Below are entries to be transcribed exactly; exclude the pictures from the copy.
↓↓↓
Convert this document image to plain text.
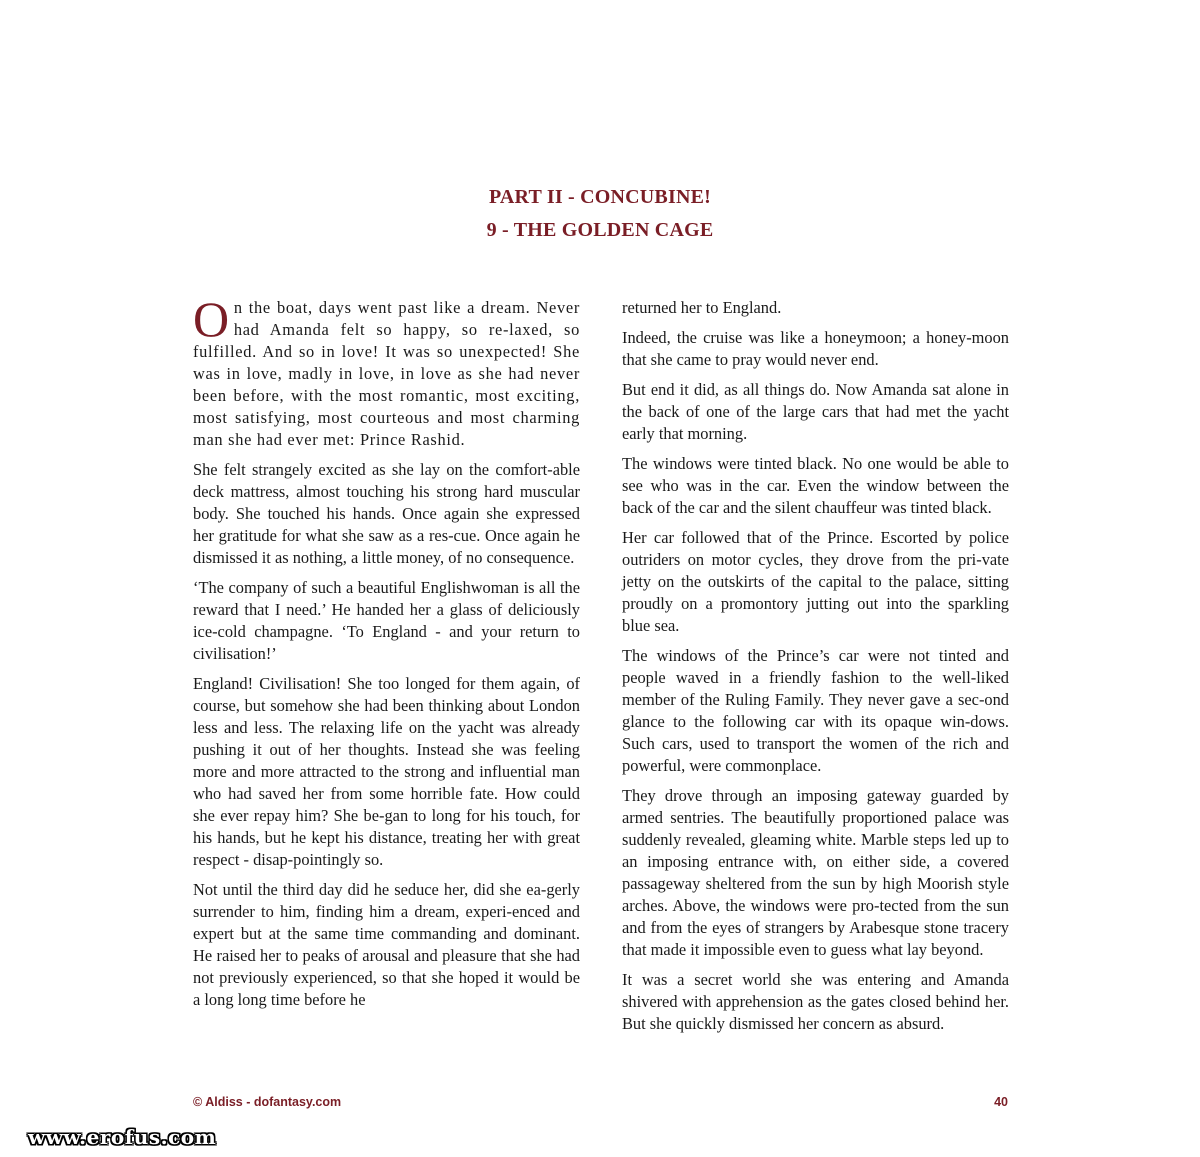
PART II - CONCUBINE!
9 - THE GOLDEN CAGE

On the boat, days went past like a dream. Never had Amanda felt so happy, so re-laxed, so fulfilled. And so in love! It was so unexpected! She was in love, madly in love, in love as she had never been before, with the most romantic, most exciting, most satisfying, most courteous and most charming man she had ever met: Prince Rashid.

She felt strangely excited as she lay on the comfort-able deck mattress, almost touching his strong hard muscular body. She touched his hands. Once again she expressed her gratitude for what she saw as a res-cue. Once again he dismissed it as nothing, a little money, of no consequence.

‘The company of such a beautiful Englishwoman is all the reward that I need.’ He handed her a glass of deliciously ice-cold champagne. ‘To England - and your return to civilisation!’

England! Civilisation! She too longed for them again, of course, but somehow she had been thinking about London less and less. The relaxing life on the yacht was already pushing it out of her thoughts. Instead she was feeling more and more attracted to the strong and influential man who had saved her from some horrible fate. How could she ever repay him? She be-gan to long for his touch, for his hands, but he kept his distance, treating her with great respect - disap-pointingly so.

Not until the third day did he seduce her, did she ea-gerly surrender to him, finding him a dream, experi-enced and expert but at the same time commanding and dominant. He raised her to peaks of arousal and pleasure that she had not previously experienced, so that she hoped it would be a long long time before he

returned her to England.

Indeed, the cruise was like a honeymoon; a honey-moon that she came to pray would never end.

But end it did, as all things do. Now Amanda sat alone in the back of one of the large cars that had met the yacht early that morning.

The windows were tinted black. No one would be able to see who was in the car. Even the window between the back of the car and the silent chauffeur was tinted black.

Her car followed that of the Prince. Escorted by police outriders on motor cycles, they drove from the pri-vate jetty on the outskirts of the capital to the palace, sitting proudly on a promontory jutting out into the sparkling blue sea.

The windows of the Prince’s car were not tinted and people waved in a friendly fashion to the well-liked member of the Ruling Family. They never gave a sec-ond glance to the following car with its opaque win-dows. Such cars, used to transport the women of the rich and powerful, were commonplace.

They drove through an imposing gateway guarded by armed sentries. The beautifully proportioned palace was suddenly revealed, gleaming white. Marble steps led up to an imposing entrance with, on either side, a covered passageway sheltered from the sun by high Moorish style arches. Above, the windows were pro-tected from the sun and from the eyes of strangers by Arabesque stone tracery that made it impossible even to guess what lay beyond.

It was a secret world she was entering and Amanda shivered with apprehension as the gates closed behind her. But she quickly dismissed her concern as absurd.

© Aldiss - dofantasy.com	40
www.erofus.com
↑↑↑
Answer below –
Convert this document image to plain text.
PART II - CONCUBINE!
9 - THE GOLDEN CAGE

On the boat, days went past like a dream. Never had Amanda felt so happy, so re-laxed, so fulfilled. And so in love! It was so unexpected! She was in love, madly in love, in love as she had never been before, with the most romantic, most exciting, most satisfying, most courteous and most charming man she had ever met: Prince Rashid.

She felt strangely excited as she lay on the comfort-able deck mattress, almost touching his strong hard muscular body. She touched his hands. Once again she expressed her gratitude for what she saw as a res-cue. Once again he dismissed it as nothing, a little money, of no consequence.

‘The company of such a beautiful Englishwoman is all the reward that I need.’ He handed her a glass of deliciously ice-cold champagne. ‘To England - and your return to civilisation!’

England! Civilisation! She too longed for them again, of course, but somehow she had been thinking about London less and less. The relaxing life on the yacht was already pushing it out of her thoughts. Instead she was feeling more and more attracted to the strong and influential man who had saved her from some horrible fate. How could she ever repay him? She be-gan to long for his touch, for his hands, but he kept his distance, treating her with great respect - disap-pointingly so.

Not until the third day did he seduce her, did she ea-gerly surrender to him, finding him a dream, experi-enced and expert but at the same time commanding and dominant. He raised her to peaks of arousal and pleasure that she had not previously experienced, so that she hoped it would be a long long time before he

returned her to England.

Indeed, the cruise was like a honeymoon; a honey-moon that she came to pray would never end.

But end it did, as all things do. Now Amanda sat alone in the back of one of the large cars that had met the yacht early that morning.

The windows were tinted black. No one would be able to see who was in the car. Even the window between the back of the car and the silent chauffeur was tinted black.

Her car followed that of the Prince. Escorted by police outriders on motor cycles, they drove from the pri-vate jetty on the outskirts of the capital to the palace, sitting proudly on a promontory jutting out into the sparkling blue sea.

The windows of the Prince’s car were not tinted and people waved in a friendly fashion to the well-liked member of the Ruling Family. They never gave a sec-ond glance to the following car with its opaque win-dows. Such cars, used to transport the women of the rich and powerful, were commonplace.

They drove through an imposing gateway guarded by armed sentries. The beautifully proportioned palace was suddenly revealed, gleaming white. Marble steps led up to an imposing entrance with, on either side, a covered passageway sheltered from the sun by high Moorish style arches. Above, the windows were pro-tected from the sun and from the eyes of strangers by Arabesque stone tracery that made it impossible even to guess what lay beyond.

It was a secret world she was entering and Amanda shivered with apprehension as the gates closed behind her. But she quickly dismissed her concern as absurd.

© Aldiss - dofantasy.com	40
www.erofus.com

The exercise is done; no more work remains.